Instructions to follow → Count how many lines hold the string "this". Give that number alone.

[Dataset records]
*****

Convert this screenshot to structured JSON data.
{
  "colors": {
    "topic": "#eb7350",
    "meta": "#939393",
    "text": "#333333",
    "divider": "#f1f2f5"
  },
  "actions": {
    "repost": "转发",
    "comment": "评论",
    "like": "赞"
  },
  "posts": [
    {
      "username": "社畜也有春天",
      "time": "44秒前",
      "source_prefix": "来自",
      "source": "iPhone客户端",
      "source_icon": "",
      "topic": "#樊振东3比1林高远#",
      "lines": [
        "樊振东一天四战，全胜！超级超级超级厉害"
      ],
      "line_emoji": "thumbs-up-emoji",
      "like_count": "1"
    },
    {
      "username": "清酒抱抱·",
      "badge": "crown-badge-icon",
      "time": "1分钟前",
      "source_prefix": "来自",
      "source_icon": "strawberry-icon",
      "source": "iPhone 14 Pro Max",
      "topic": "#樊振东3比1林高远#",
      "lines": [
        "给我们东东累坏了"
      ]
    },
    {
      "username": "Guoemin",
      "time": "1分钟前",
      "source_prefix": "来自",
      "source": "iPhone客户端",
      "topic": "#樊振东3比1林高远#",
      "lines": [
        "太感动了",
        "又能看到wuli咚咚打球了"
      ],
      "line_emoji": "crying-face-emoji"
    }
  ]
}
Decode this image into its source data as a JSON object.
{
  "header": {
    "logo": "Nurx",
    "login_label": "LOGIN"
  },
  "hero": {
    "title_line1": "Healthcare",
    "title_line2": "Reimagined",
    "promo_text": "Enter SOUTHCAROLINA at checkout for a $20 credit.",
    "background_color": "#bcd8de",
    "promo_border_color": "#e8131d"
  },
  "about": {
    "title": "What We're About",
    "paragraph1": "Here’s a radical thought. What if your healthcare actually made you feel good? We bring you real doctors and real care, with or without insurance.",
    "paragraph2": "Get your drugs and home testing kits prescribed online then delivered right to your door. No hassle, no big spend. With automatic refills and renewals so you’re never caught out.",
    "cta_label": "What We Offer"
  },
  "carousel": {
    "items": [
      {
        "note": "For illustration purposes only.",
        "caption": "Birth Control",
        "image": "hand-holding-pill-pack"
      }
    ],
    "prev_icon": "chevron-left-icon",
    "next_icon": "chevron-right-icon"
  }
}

*****

Output → 2